* Written instruction:
Quote, exactly, the line holding "What data populates" and all lines after it to the end of the records below. Exclude pictures.

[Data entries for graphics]

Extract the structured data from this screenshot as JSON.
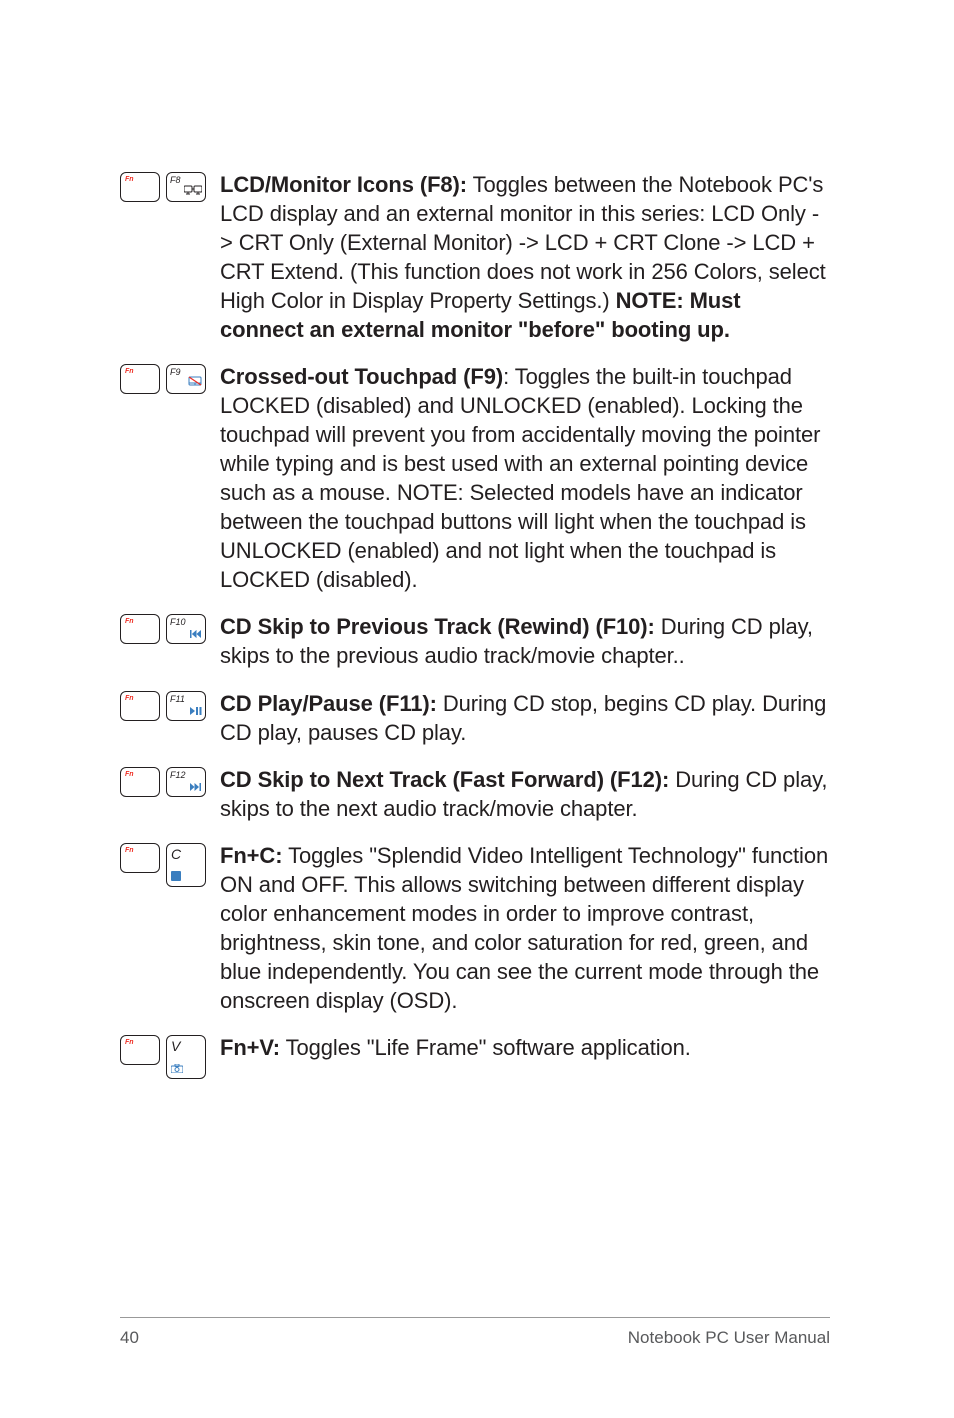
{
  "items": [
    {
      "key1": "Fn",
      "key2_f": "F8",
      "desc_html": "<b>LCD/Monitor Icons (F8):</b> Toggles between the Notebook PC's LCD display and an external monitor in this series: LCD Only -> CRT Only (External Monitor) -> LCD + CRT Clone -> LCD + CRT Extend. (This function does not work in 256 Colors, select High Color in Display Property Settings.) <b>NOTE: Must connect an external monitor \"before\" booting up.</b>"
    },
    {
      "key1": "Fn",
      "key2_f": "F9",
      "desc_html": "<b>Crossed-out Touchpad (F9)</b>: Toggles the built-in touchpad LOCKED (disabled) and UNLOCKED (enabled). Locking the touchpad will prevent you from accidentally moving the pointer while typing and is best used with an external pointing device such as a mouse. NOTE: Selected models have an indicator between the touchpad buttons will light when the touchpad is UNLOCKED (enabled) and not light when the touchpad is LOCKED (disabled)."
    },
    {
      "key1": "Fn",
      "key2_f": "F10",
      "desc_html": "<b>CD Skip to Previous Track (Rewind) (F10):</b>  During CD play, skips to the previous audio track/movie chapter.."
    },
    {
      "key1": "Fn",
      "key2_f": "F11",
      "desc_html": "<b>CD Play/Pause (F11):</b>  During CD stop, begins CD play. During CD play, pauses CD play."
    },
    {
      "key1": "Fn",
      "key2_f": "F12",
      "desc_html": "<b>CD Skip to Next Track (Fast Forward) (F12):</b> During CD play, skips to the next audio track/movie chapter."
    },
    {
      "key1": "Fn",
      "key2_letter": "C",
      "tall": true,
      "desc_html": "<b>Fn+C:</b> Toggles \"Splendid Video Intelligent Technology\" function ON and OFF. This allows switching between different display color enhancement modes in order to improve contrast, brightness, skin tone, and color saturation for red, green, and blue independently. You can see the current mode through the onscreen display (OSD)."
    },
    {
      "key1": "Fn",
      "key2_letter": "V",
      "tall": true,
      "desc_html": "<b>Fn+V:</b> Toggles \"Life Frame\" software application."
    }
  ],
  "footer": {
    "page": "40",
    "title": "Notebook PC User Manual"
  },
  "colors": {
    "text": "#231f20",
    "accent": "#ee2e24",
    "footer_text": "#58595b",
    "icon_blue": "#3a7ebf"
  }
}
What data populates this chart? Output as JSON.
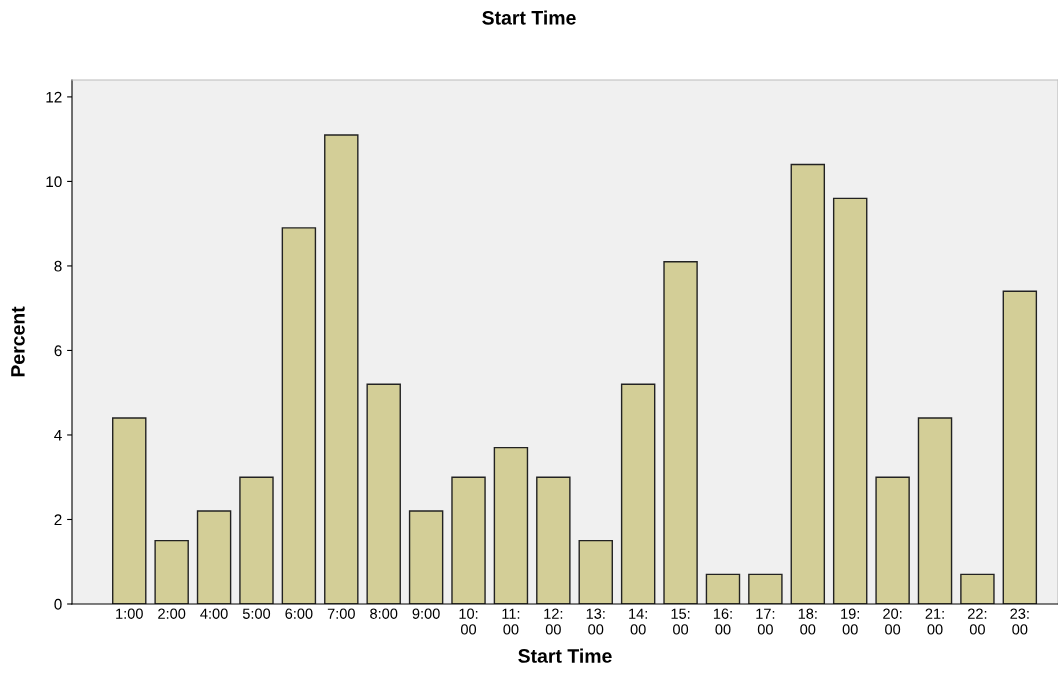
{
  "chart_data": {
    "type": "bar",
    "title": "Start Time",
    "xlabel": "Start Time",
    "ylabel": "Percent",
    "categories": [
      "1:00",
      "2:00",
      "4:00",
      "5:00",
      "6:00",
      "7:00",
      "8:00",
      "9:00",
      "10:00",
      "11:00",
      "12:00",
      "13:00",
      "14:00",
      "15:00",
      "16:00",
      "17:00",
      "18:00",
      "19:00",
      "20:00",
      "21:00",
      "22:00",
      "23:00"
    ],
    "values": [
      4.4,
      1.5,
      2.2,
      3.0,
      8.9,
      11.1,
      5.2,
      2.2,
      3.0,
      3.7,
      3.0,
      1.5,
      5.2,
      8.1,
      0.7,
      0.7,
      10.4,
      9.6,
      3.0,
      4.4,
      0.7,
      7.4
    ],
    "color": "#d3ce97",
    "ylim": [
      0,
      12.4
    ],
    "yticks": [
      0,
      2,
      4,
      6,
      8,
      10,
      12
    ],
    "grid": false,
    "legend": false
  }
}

* The answer:
What data populates this chart? Output as JSON.
{
  "chart_data": {
    "type": "bar",
    "title": "Start Time",
    "xlabel": "Start Time",
    "ylabel": "Percent",
    "categories": [
      "1:00",
      "2:00",
      "4:00",
      "5:00",
      "6:00",
      "7:00",
      "8:00",
      "9:00",
      "10:00",
      "11:00",
      "12:00",
      "13:00",
      "14:00",
      "15:00",
      "16:00",
      "17:00",
      "18:00",
      "19:00",
      "20:00",
      "21:00",
      "22:00",
      "23:00"
    ],
    "values": [
      4.4,
      1.5,
      2.2,
      3.0,
      8.9,
      11.1,
      5.2,
      2.2,
      3.0,
      3.7,
      3.0,
      1.5,
      5.2,
      8.1,
      0.7,
      0.7,
      10.4,
      9.6,
      3.0,
      4.4,
      0.7,
      7.4
    ],
    "color": "#d3ce97",
    "ylim": [
      0,
      12.4
    ],
    "yticks": [
      0,
      2,
      4,
      6,
      8,
      10,
      12
    ],
    "grid": false,
    "legend": false
  }
}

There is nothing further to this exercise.